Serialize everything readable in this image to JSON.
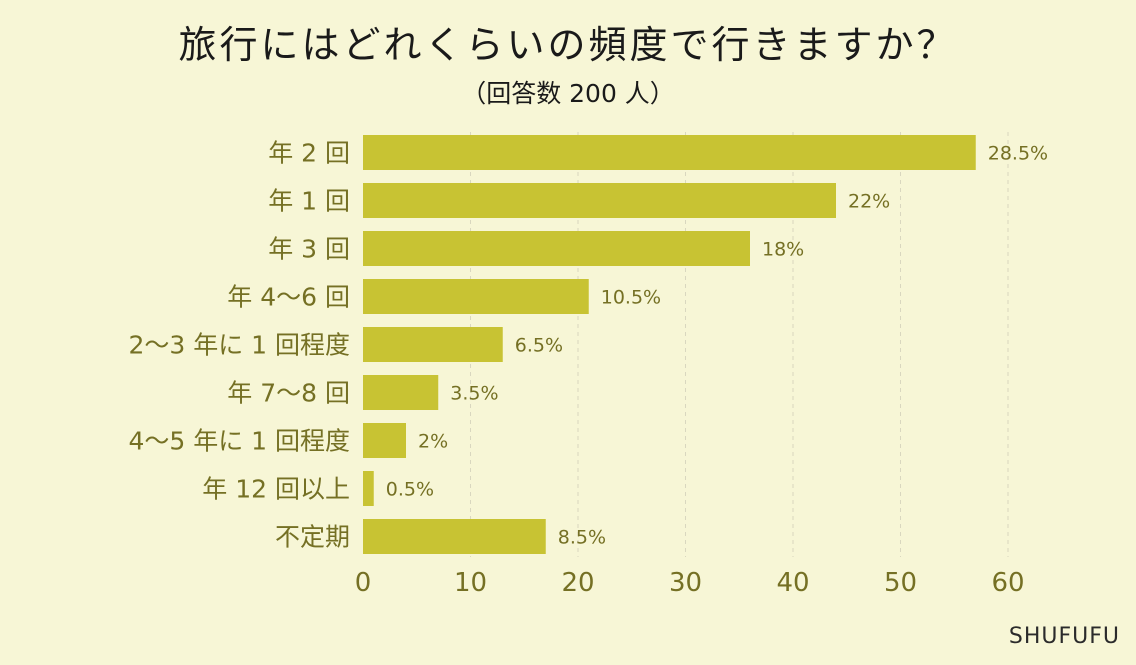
{
  "page": {
    "title": "旅行にはどれくらいの頻度で行きますか？",
    "subtitle": "（回答数 200 人）",
    "brand": "SHUFUFU"
  },
  "colors": {
    "background": "#f7f6d6",
    "bar": "#c8c333",
    "label": "#757024",
    "grid": "#d9d7bf"
  },
  "chart_data": {
    "type": "bar",
    "orientation": "horizontal",
    "title": "旅行にはどれくらいの頻度で行きますか？",
    "subtitle": "（回答数 200 人）",
    "categories": [
      "年 2 回",
      "年 1 回",
      "年 3 回",
      "年 4〜6 回",
      "2〜3 年に 1 回程度",
      "年 7〜8 回",
      "4〜5 年に 1 回程度",
      "年 12 回以上",
      "不定期"
    ],
    "values": [
      57,
      44,
      36,
      21,
      13,
      7,
      4,
      1,
      17
    ],
    "data_labels": [
      "28.5%",
      "22%",
      "18%",
      "10.5%",
      "6.5%",
      "3.5%",
      "2%",
      "0.5%",
      "8.5%"
    ],
    "xlim": [
      0,
      60
    ],
    "xticks": [
      0,
      10,
      20,
      30,
      40,
      50,
      60
    ],
    "grid": true,
    "grid_style": "dashed vertical"
  }
}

⁂

**What you need to do**: Make an exact copy of the listing above. Do not include the pictures.

**The answer**:
Serialize everything readable in this image to JSON.
{
  "page": {
    "title": "旅行にはどれくらいの頻度で行きますか？",
    "subtitle": "（回答数 200 人）",
    "brand": "SHUFUFU"
  },
  "colors": {
    "background": "#f7f6d6",
    "bar": "#c8c333",
    "label": "#757024",
    "grid": "#d9d7bf"
  },
  "chart_data": {
    "type": "bar",
    "orientation": "horizontal",
    "title": "旅行にはどれくらいの頻度で行きますか？",
    "subtitle": "（回答数 200 人）",
    "categories": [
      "年 2 回",
      "年 1 回",
      "年 3 回",
      "年 4〜6 回",
      "2〜3 年に 1 回程度",
      "年 7〜8 回",
      "4〜5 年に 1 回程度",
      "年 12 回以上",
      "不定期"
    ],
    "values": [
      57,
      44,
      36,
      21,
      13,
      7,
      4,
      1,
      17
    ],
    "data_labels": [
      "28.5%",
      "22%",
      "18%",
      "10.5%",
      "6.5%",
      "3.5%",
      "2%",
      "0.5%",
      "8.5%"
    ],
    "xlim": [
      0,
      60
    ],
    "xticks": [
      0,
      10,
      20,
      30,
      40,
      50,
      60
    ],
    "grid": true,
    "grid_style": "dashed vertical"
  }
}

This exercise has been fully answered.